■ Exercise:
Your task is to output the data exactly as it stands.

************

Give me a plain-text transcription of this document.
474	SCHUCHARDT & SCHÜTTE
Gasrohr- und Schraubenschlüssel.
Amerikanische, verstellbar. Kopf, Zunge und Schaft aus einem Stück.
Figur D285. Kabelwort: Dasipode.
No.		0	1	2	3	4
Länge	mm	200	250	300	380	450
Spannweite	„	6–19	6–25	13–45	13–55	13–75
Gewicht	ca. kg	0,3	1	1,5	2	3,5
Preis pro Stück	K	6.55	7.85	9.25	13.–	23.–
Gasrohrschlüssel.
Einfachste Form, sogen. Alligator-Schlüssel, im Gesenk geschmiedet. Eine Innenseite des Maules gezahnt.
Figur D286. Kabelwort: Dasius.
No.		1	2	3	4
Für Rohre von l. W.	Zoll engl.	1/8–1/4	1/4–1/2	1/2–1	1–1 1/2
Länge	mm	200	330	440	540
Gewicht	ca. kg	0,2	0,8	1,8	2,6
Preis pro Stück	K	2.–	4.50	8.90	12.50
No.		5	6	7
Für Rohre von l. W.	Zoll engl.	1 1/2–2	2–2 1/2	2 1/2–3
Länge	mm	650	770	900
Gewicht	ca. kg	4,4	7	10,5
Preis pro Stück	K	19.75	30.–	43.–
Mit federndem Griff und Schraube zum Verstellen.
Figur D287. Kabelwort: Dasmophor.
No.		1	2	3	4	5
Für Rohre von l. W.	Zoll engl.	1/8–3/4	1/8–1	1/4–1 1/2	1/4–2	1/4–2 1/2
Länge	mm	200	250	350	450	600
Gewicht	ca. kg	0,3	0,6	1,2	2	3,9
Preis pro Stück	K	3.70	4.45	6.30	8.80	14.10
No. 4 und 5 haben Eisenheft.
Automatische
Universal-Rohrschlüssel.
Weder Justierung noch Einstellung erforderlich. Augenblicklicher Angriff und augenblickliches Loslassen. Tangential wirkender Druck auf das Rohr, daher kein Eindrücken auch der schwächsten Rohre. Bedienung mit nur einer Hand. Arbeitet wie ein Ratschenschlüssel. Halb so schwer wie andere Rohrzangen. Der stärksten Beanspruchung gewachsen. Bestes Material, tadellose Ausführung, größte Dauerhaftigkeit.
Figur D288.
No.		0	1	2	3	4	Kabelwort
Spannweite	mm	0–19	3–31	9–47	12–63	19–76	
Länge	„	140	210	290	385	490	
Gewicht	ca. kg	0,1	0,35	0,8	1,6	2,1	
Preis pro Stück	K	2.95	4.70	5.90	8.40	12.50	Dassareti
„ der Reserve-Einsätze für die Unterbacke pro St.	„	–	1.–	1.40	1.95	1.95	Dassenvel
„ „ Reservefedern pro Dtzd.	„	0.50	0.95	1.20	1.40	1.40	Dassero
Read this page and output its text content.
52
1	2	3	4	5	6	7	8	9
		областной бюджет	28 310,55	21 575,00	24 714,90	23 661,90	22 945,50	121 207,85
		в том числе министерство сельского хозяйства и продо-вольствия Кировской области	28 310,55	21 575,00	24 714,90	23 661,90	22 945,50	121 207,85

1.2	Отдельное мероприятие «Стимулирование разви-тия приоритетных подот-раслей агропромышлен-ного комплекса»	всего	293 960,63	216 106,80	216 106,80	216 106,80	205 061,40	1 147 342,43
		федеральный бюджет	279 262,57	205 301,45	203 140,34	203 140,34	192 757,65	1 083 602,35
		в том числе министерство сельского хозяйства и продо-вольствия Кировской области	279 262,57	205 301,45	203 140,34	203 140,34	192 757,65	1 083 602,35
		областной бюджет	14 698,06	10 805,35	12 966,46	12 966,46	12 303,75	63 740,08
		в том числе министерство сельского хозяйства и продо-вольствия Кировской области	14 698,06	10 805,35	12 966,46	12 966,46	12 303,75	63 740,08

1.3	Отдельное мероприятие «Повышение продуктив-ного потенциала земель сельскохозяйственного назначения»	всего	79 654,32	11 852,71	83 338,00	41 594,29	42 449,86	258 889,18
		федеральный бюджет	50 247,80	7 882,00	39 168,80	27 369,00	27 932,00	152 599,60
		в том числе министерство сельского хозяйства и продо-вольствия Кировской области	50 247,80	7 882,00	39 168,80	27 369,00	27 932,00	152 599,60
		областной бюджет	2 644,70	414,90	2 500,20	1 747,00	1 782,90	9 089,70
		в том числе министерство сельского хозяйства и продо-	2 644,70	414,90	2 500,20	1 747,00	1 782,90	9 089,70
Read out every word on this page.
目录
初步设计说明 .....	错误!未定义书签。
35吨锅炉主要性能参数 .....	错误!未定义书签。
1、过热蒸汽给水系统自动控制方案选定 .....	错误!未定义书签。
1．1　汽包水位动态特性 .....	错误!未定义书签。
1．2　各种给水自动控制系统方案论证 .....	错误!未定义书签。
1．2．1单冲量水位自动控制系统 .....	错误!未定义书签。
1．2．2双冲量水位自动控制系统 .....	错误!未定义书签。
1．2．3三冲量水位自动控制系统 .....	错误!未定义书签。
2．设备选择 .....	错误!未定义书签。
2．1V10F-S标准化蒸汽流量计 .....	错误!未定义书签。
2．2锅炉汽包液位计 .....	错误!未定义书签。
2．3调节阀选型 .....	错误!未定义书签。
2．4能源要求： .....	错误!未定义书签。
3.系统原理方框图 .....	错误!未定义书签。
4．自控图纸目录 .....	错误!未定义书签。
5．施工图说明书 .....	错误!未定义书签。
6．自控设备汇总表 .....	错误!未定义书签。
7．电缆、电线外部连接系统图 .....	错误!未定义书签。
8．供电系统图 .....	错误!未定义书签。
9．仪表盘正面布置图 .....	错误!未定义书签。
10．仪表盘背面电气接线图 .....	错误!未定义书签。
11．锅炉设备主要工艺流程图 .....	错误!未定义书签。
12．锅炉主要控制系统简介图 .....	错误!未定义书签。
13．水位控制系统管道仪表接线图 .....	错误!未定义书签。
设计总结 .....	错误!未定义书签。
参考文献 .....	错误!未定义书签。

************

■ Complete output:
Give me a plain-text transcription of this document.
474	SCHUCHARDT & SCHÜTTE
Gasrohr- und Schraubenschlüssel.
Amerikanische, verstellbar. Kopf, Zunge und Schaft aus einem Stück.
Figur D285. Kabelwort: Dasipode.
No.		0	1	2	3	4
Länge	mm	200	250	300	380	450
Spannweite	„	6–19	6–25	13–45	13–55	13–75
Gewicht	ca. kg	0,3	1	1,5	2	3,5
Preis pro Stück	K	6.55	7.85	9.25	13.–	23.–
Gasrohrschlüssel.
Einfachste Form, sogen. Alligator-Schlüssel, im Gesenk geschmiedet. Eine Innenseite des Maules gezahnt.
Figur D286. Kabelwort: Dasius.
No.		1	2	3	4
Für Rohre von l. W.	Zoll engl.	1/8–1/4	1/4–1/2	1/2–1	1–1 1/2
Länge	mm	200	330	440	540
Gewicht	ca. kg	0,2	0,8	1,8	2,6
Preis pro Stück	K	2.–	4.50	8.90	12.50
No.		5	6	7
Für Rohre von l. W.	Zoll engl.	1 1/2–2	2–2 1/2	2 1/2–3
Länge	mm	650	770	900
Gewicht	ca. kg	4,4	7	10,5
Preis pro Stück	K	19.75	30.–	43.–
Mit federndem Griff und Schraube zum Verstellen.
Figur D287. Kabelwort: Dasmophor.
No.		1	2	3	4	5
Für Rohre von l. W.	Zoll engl.	1/8–3/4	1/8–1	1/4–1 1/2	1/4–2	1/4–2 1/2
Länge	mm	200	250	350	450	600
Gewicht	ca. kg	0,3	0,6	1,2	2	3,9
Preis pro Stück	K	3.70	4.45	6.30	8.80	14.10
No. 4 und 5 haben Eisenheft.
Automatische
Universal-Rohrschlüssel.
Weder Justierung noch Einstellung erforderlich. Augenblicklicher Angriff und augenblickliches Loslassen. Tangential wirkender Druck auf das Rohr, daher kein Eindrücken auch der schwächsten Rohre. Bedienung mit nur einer Hand. Arbeitet wie ein Ratschenschlüssel. Halb so schwer wie andere Rohrzangen. Der stärksten Beanspruchung gewachsen. Bestes Material, tadellose Ausführung, größte Dauerhaftigkeit.
Figur D288.
No.		0	1	2	3	4	Kabelwort
Spannweite	mm	0–19	3–31	9–47	12–63	19–76	
Länge	„	140	210	290	385	490	
Gewicht	ca. kg	0,1	0,35	0,8	1,6	2,1	
Preis pro Stück	K	2.95	4.70	5.90	8.40	12.50	Dassareti
„ der Reserve-Einsätze für die Unterbacke pro St.	„	–	1.–	1.40	1.95	1.95	Dassenvel
„ „ Reservefedern pro Dtzd.	„	0.50	0.95	1.20	1.40	1.40	Dassero
Read this page and output its text content.
52
1	2	3	4	5	6	7	8	9
		областной бюджет	28 310,55	21 575,00	24 714,90	23 661,90	22 945,50	121 207,85
		в том числе министерство сельского хозяйства и продо-вольствия Кировской области	28 310,55	21 575,00	24 714,90	23 661,90	22 945,50	121 207,85

1.2	Отдельное мероприятие «Стимулирование разви-тия приоритетных подот-раслей агропромышлен-ного комплекса»	всего	293 960,63	216 106,80	216 106,80	216 106,80	205 061,40	1 147 342,43
		федеральный бюджет	279 262,57	205 301,45	203 140,34	203 140,34	192 757,65	1 083 602,35
		в том числе министерство сельского хозяйства и продо-вольствия Кировской области	279 262,57	205 301,45	203 140,34	203 140,34	192 757,65	1 083 602,35
		областной бюджет	14 698,06	10 805,35	12 966,46	12 966,46	12 303,75	63 740,08
		в том числе министерство сельского хозяйства и продо-вольствия Кировской области	14 698,06	10 805,35	12 966,46	12 966,46	12 303,75	63 740,08

1.3	Отдельное мероприятие «Повышение продуктив-ного потенциала земель сельскохозяйственного назначения»	всего	79 654,32	11 852,71	83 338,00	41 594,29	42 449,86	258 889,18
		федеральный бюджет	50 247,80	7 882,00	39 168,80	27 369,00	27 932,00	152 599,60
		в том числе министерство сельского хозяйства и продо-вольствия Кировской области	50 247,80	7 882,00	39 168,80	27 369,00	27 932,00	152 599,60
		областной бюджет	2 644,70	414,90	2 500,20	1 747,00	1 782,90	9 089,70
		в том числе министерство сельского хозяйства и продо-	2 644,70	414,90	2 500,20	1 747,00	1 782,90	9 089,70
Read out every word on this page.
目录
初步设计说明 .....	错误!未定义书签。
35吨锅炉主要性能参数 .....	错误!未定义书签。
1、过热蒸汽给水系统自动控制方案选定 .....	错误!未定义书签。
1．1　汽包水位动态特性 .....	错误!未定义书签。
1．2　各种给水自动控制系统方案论证 .....	错误!未定义书签。
1．2．1单冲量水位自动控制系统 .....	错误!未定义书签。
1．2．2双冲量水位自动控制系统 .....	错误!未定义书签。
1．2．3三冲量水位自动控制系统 .....	错误!未定义书签。
2．设备选择 .....	错误!未定义书签。
2．1V10F-S标准化蒸汽流量计 .....	错误!未定义书签。
2．2锅炉汽包液位计 .....	错误!未定义书签。
2．3调节阀选型 .....	错误!未定义书签。
2．4能源要求： .....	错误!未定义书签。
3.系统原理方框图 .....	错误!未定义书签。
4．自控图纸目录 .....	错误!未定义书签。
5．施工图说明书 .....	错误!未定义书签。
6．自控设备汇总表 .....	错误!未定义书签。
7．电缆、电线外部连接系统图 .....	错误!未定义书签。
8．供电系统图 .....	错误!未定义书签。
9．仪表盘正面布置图 .....	错误!未定义书签。
10．仪表盘背面电气接线图 .....	错误!未定义书签。
11．锅炉设备主要工艺流程图 .....	错误!未定义书签。
12．锅炉主要控制系统简介图 .....	错误!未定义书签。
13．水位控制系统管道仪表接线图 .....	错误!未定义书签。
设计总结 .....	错误!未定义书签。
参考文献 .....	错误!未定义书签。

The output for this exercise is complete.